#### Problem details
Retype every entry word for word.

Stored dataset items
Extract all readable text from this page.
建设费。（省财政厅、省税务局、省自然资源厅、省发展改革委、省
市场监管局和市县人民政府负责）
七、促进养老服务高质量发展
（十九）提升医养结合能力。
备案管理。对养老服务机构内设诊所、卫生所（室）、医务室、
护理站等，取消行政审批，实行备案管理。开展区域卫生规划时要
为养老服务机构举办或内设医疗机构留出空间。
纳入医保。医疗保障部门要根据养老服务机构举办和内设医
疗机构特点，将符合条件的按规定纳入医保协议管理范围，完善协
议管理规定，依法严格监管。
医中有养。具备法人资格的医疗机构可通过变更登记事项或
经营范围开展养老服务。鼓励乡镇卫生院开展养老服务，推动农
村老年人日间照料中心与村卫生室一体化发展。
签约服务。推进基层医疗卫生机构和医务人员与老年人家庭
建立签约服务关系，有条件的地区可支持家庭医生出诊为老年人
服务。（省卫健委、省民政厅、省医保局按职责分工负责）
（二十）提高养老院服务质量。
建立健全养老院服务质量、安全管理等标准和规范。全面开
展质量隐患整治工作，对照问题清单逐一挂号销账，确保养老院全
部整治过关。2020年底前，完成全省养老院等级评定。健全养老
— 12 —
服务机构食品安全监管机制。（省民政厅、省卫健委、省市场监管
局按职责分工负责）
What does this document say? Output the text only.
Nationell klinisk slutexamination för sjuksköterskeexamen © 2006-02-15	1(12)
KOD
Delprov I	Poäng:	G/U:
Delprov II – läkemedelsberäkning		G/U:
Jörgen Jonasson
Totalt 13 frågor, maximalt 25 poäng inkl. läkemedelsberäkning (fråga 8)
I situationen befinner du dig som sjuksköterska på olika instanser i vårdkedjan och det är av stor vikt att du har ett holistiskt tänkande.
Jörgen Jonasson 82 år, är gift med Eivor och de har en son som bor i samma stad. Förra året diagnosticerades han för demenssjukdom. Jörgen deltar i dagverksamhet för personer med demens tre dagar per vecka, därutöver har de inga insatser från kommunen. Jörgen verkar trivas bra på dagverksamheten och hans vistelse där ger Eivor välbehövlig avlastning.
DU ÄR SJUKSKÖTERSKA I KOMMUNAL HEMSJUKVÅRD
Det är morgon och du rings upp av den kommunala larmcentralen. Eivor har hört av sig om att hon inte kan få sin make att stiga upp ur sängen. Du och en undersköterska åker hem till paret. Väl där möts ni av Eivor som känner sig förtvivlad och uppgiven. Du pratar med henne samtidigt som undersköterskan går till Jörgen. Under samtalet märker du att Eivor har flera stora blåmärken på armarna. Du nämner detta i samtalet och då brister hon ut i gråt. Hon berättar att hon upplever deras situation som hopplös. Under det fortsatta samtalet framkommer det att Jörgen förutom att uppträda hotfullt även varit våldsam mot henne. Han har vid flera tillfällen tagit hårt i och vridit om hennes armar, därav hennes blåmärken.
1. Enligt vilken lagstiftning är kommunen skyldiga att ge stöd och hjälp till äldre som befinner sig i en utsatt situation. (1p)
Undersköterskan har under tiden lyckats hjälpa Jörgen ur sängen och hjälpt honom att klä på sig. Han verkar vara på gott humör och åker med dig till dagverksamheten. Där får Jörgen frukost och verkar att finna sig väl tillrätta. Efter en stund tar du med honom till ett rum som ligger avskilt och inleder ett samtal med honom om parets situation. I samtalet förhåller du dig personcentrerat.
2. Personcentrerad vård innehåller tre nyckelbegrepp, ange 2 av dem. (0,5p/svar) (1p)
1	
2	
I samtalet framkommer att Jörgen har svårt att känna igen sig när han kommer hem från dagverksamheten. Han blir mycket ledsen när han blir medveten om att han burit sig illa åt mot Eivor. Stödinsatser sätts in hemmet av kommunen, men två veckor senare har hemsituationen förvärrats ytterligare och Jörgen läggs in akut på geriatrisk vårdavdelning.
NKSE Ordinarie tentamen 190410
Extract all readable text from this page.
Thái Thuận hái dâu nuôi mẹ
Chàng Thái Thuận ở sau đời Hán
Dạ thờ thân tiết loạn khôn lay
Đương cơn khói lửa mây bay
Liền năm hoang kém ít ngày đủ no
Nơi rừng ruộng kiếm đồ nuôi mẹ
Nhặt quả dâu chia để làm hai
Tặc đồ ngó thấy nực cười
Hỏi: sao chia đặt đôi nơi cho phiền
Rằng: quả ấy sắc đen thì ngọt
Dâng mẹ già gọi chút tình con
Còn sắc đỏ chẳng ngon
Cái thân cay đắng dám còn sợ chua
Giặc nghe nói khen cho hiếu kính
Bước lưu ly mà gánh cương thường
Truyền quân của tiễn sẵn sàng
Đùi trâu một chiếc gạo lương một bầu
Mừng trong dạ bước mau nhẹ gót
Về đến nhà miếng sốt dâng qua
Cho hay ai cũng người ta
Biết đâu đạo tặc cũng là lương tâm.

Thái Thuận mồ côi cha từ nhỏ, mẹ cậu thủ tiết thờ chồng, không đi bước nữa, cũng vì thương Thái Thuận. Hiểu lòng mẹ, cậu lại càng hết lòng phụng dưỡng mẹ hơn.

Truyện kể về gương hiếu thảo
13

#### Complete output
Extract all readable text from this page.
建设费。（省财政厅、省税务局、省自然资源厅、省发展改革委、省
市场监管局和市县人民政府负责）
七、促进养老服务高质量发展
（十九）提升医养结合能力。
备案管理。对养老服务机构内设诊所、卫生所（室）、医务室、
护理站等，取消行政审批，实行备案管理。开展区域卫生规划时要
为养老服务机构举办或内设医疗机构留出空间。
纳入医保。医疗保障部门要根据养老服务机构举办和内设医
疗机构特点，将符合条件的按规定纳入医保协议管理范围，完善协
议管理规定，依法严格监管。
医中有养。具备法人资格的医疗机构可通过变更登记事项或
经营范围开展养老服务。鼓励乡镇卫生院开展养老服务，推动农
村老年人日间照料中心与村卫生室一体化发展。
签约服务。推进基层医疗卫生机构和医务人员与老年人家庭
建立签约服务关系，有条件的地区可支持家庭医生出诊为老年人
服务。（省卫健委、省民政厅、省医保局按职责分工负责）
（二十）提高养老院服务质量。
建立健全养老院服务质量、安全管理等标准和规范。全面开
展质量隐患整治工作，对照问题清单逐一挂号销账，确保养老院全
部整治过关。2020年底前，完成全省养老院等级评定。健全养老
— 12 —
服务机构食品安全监管机制。（省民政厅、省卫健委、省市场监管
局按职责分工负责）
What does this document say? Output the text only.
Nationell klinisk slutexamination för sjuksköterskeexamen © 2006-02-15	1(12)
KOD
Delprov I	Poäng:	G/U:
Delprov II – läkemedelsberäkning		G/U:
Jörgen Jonasson
Totalt 13 frågor, maximalt 25 poäng inkl. läkemedelsberäkning (fråga 8)
I situationen befinner du dig som sjuksköterska på olika instanser i vårdkedjan och det är av stor vikt att du har ett holistiskt tänkande.
Jörgen Jonasson 82 år, är gift med Eivor och de har en son som bor i samma stad. Förra året diagnosticerades han för demenssjukdom. Jörgen deltar i dagverksamhet för personer med demens tre dagar per vecka, därutöver har de inga insatser från kommunen. Jörgen verkar trivas bra på dagverksamheten och hans vistelse där ger Eivor välbehövlig avlastning.
DU ÄR SJUKSKÖTERSKA I KOMMUNAL HEMSJUKVÅRD
Det är morgon och du rings upp av den kommunala larmcentralen. Eivor har hört av sig om att hon inte kan få sin make att stiga upp ur sängen. Du och en undersköterska åker hem till paret. Väl där möts ni av Eivor som känner sig förtvivlad och uppgiven. Du pratar med henne samtidigt som undersköterskan går till Jörgen. Under samtalet märker du att Eivor har flera stora blåmärken på armarna. Du nämner detta i samtalet och då brister hon ut i gråt. Hon berättar att hon upplever deras situation som hopplös. Under det fortsatta samtalet framkommer det att Jörgen förutom att uppträda hotfullt även varit våldsam mot henne. Han har vid flera tillfällen tagit hårt i och vridit om hennes armar, därav hennes blåmärken.
1. Enligt vilken lagstiftning är kommunen skyldiga att ge stöd och hjälp till äldre som befinner sig i en utsatt situation. (1p)
Undersköterskan har under tiden lyckats hjälpa Jörgen ur sängen och hjälpt honom att klä på sig. Han verkar vara på gott humör och åker med dig till dagverksamheten. Där får Jörgen frukost och verkar att finna sig väl tillrätta. Efter en stund tar du med honom till ett rum som ligger avskilt och inleder ett samtal med honom om parets situation. I samtalet förhåller du dig personcentrerat.
2. Personcentrerad vård innehåller tre nyckelbegrepp, ange 2 av dem. (0,5p/svar) (1p)
1	
2	
I samtalet framkommer att Jörgen har svårt att känna igen sig när han kommer hem från dagverksamheten. Han blir mycket ledsen när han blir medveten om att han burit sig illa åt mot Eivor. Stödinsatser sätts in hemmet av kommunen, men två veckor senare har hemsituationen förvärrats ytterligare och Jörgen läggs in akut på geriatrisk vårdavdelning.
NKSE Ordinarie tentamen 190410
Extract all readable text from this page.
Thái Thuận hái dâu nuôi mẹ
Chàng Thái Thuận ở sau đời Hán
Dạ thờ thân tiết loạn khôn lay
Đương cơn khói lửa mây bay
Liền năm hoang kém ít ngày đủ no
Nơi rừng ruộng kiếm đồ nuôi mẹ
Nhặt quả dâu chia để làm hai
Tặc đồ ngó thấy nực cười
Hỏi: sao chia đặt đôi nơi cho phiền
Rằng: quả ấy sắc đen thì ngọt
Dâng mẹ già gọi chút tình con
Còn sắc đỏ chẳng ngon
Cái thân cay đắng dám còn sợ chua
Giặc nghe nói khen cho hiếu kính
Bước lưu ly mà gánh cương thường
Truyền quân của tiễn sẵn sàng
Đùi trâu một chiếc gạo lương một bầu
Mừng trong dạ bước mau nhẹ gót
Về đến nhà miếng sốt dâng qua
Cho hay ai cũng người ta
Biết đâu đạo tặc cũng là lương tâm.

Thái Thuận mồ côi cha từ nhỏ, mẹ cậu thủ tiết thờ chồng, không đi bước nữa, cũng vì thương Thái Thuận. Hiểu lòng mẹ, cậu lại càng hết lòng phụng dưỡng mẹ hơn.

Truyện kể về gương hiếu thảo
13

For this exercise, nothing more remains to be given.